▸ **Aim of the exercise**: Those lines of the data that hold the word "Interpretation" are to be copied out.

▸ **Material provided**:
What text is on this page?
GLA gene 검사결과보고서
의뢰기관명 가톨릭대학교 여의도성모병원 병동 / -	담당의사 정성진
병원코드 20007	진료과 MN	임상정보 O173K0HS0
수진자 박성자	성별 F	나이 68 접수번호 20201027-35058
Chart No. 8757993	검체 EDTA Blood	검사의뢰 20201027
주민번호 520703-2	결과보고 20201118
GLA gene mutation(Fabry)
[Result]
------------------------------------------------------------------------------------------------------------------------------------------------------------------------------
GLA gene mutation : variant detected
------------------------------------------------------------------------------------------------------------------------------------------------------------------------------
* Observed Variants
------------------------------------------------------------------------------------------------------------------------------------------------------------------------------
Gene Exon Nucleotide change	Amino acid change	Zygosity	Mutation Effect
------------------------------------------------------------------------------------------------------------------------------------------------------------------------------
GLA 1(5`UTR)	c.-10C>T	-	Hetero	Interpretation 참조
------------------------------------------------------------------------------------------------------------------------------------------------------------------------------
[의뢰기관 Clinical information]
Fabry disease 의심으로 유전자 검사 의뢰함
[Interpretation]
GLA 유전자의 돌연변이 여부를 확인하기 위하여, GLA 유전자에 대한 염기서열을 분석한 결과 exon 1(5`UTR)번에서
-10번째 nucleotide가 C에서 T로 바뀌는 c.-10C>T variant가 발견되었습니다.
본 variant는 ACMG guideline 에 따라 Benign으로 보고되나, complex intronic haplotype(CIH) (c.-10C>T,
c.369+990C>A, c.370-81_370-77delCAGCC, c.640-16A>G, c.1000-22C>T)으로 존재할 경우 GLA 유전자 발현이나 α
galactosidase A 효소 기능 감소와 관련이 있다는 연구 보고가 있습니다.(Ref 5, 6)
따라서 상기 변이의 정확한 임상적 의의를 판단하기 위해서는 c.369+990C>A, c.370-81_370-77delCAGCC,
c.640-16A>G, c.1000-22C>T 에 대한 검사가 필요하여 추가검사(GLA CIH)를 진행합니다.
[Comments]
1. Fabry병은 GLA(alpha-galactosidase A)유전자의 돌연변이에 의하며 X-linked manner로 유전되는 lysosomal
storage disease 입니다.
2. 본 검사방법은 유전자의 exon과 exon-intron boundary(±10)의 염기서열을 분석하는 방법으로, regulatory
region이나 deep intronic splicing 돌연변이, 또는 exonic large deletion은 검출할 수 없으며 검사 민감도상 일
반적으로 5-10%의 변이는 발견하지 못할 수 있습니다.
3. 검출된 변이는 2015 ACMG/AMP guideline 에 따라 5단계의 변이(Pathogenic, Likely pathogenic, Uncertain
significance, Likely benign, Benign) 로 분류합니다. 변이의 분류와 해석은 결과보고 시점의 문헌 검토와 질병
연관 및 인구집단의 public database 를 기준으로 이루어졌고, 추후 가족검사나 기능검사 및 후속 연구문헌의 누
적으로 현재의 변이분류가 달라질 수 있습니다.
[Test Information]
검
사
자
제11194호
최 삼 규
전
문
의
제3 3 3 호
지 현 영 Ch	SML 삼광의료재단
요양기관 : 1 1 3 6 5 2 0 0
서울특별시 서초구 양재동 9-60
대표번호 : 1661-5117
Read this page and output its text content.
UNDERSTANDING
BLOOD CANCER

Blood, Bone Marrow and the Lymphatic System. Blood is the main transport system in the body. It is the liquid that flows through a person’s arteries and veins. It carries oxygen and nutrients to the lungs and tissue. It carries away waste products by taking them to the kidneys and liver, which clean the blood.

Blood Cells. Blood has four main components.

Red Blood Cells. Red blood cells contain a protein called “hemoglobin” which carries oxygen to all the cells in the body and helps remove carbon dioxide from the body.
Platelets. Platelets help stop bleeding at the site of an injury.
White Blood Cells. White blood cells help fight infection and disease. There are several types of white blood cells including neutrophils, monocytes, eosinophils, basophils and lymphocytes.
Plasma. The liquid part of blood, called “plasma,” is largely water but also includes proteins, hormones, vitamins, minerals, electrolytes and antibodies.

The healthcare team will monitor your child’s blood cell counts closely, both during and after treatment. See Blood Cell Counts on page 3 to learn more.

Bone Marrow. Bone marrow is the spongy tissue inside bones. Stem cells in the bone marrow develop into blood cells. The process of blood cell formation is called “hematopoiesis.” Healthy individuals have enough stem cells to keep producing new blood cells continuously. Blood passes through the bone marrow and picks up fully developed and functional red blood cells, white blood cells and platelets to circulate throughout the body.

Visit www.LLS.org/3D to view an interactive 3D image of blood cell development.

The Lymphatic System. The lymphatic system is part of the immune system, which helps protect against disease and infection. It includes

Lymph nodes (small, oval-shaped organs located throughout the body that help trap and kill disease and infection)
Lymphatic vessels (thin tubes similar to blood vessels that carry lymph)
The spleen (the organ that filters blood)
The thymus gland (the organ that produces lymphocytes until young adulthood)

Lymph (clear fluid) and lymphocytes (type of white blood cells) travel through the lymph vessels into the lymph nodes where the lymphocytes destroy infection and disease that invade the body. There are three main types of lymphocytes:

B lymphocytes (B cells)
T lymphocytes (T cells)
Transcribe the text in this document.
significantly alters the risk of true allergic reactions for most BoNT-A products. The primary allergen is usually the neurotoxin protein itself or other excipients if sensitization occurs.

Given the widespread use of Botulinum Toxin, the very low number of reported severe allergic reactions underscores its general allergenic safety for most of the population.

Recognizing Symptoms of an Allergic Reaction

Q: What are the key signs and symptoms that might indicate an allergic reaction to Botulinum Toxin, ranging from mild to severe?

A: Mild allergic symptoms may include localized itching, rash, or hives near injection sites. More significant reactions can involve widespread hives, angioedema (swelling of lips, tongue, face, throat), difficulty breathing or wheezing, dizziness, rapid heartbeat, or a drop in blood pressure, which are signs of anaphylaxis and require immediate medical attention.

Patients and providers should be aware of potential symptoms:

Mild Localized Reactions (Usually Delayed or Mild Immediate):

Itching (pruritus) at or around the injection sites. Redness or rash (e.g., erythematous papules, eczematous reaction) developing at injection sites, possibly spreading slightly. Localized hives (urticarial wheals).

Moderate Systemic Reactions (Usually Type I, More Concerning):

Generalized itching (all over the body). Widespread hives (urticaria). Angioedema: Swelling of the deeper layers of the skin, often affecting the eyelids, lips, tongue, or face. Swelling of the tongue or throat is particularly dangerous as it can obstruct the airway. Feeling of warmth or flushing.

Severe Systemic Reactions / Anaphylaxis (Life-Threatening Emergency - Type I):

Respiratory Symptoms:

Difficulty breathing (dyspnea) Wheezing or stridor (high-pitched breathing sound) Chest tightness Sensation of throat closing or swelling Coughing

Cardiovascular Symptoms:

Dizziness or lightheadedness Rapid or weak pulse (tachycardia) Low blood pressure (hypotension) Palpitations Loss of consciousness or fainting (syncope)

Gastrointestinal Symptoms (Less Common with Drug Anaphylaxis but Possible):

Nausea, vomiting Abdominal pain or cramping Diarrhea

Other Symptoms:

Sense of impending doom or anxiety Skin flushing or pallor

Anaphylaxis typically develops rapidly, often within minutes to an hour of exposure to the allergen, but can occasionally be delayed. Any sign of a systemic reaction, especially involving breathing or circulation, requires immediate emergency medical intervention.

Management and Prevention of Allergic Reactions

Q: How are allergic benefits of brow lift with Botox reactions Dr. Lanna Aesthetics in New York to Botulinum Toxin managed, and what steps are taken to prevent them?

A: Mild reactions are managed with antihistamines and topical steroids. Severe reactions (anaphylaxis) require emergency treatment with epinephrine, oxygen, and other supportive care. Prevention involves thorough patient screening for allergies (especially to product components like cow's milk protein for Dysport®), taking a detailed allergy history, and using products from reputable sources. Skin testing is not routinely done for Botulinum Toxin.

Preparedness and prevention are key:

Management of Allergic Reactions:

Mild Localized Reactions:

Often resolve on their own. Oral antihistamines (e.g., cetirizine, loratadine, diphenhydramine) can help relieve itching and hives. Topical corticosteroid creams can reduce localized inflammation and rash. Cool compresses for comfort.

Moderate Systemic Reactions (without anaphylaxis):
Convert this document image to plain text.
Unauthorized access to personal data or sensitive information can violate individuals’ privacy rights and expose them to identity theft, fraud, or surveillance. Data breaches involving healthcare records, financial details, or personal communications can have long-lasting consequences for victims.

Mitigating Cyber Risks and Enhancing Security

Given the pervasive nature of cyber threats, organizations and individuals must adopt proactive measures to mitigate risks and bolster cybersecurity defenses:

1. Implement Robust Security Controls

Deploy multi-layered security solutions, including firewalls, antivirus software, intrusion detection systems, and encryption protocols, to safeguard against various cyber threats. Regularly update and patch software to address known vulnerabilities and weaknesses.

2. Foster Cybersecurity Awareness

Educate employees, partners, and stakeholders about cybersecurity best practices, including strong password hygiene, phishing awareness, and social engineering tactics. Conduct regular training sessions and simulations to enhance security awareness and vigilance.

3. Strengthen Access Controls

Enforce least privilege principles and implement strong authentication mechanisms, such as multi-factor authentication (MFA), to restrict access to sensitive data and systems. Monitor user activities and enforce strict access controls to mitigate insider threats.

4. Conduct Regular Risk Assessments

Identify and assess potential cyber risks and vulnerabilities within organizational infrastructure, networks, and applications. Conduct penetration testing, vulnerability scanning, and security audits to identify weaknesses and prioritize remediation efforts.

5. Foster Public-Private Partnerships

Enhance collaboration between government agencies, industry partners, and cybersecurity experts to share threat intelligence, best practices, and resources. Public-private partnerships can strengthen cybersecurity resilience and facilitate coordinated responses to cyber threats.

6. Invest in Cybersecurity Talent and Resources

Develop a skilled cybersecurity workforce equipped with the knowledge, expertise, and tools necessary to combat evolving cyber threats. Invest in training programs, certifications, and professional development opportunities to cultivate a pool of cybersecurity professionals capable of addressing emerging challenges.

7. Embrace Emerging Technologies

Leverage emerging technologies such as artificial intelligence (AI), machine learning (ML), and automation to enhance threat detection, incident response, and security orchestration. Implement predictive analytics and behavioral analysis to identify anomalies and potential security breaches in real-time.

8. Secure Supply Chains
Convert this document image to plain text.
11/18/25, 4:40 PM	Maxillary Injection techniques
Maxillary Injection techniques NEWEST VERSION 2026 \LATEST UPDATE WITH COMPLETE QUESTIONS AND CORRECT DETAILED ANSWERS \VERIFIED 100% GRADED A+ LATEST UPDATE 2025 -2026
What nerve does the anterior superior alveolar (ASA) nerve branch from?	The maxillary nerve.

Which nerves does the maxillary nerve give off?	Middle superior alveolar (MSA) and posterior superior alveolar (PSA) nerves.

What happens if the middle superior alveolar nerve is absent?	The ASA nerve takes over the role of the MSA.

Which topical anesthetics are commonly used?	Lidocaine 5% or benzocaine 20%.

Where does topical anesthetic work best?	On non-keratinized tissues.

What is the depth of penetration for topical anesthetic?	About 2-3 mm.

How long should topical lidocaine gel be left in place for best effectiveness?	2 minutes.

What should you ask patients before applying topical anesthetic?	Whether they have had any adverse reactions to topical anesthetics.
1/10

▸ **Solved exercise**:
GLA 1(5`UTR)	c.-10C>T	-	Hetero	Interpretation 참조
[Interpretation]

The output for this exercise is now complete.